Description of the task:
Say how many lines contain the word "ylabel". Only the number should be given.

Supplied records:
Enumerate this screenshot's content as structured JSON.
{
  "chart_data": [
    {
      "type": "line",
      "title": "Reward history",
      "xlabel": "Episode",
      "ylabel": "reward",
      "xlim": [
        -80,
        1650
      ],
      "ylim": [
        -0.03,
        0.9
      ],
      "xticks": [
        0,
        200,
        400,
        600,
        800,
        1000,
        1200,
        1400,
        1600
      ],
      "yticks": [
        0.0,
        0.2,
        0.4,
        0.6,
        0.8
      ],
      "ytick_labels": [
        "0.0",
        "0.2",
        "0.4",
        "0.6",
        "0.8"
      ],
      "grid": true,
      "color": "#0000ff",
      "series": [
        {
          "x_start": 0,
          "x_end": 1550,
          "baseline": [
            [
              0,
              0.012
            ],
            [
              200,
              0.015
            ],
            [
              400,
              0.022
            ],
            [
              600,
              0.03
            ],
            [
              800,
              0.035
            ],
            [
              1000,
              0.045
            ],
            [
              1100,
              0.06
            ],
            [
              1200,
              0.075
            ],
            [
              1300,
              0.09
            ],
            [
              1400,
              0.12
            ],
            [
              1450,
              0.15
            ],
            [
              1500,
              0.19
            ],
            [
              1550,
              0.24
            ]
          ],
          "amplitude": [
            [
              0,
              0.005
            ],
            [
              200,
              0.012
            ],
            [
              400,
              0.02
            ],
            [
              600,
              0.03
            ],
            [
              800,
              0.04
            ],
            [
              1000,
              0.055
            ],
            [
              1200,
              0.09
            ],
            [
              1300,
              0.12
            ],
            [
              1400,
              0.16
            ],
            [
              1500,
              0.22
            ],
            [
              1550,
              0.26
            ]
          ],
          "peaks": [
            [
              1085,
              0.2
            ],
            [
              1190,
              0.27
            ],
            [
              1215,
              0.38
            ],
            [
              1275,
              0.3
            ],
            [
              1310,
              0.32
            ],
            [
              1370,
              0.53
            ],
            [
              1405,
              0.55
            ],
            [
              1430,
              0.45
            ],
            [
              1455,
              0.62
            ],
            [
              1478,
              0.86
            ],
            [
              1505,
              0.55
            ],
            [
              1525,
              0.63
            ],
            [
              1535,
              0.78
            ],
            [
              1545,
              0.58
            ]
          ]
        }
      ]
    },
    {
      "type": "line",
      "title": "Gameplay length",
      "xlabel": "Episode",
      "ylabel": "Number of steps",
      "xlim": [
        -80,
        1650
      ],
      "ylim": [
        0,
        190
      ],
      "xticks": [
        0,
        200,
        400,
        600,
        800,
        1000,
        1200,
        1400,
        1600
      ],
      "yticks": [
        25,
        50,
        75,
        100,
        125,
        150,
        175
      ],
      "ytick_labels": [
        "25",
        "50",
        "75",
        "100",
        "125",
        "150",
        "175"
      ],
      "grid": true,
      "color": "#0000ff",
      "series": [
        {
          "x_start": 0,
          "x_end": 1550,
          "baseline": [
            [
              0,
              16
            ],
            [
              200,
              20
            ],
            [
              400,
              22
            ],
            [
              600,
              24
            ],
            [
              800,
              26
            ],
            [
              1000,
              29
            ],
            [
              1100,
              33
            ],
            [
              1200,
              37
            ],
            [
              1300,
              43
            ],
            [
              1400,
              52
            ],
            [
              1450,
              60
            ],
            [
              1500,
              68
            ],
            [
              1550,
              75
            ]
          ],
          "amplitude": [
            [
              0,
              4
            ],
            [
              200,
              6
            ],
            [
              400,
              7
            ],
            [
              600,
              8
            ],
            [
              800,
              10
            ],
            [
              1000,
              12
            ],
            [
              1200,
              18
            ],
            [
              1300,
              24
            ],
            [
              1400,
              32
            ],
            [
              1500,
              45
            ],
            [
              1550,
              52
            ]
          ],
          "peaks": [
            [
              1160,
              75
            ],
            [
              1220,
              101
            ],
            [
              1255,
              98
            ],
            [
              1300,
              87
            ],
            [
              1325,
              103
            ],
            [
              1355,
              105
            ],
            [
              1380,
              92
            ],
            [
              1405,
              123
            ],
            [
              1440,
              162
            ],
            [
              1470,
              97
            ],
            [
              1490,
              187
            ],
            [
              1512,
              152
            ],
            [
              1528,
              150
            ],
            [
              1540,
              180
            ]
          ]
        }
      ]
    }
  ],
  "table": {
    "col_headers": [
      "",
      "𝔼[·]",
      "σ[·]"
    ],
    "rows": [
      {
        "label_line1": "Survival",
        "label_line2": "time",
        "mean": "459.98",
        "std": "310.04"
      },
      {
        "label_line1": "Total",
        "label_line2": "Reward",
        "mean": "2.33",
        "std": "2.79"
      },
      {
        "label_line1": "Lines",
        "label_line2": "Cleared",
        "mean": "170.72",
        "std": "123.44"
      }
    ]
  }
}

Written answer:
2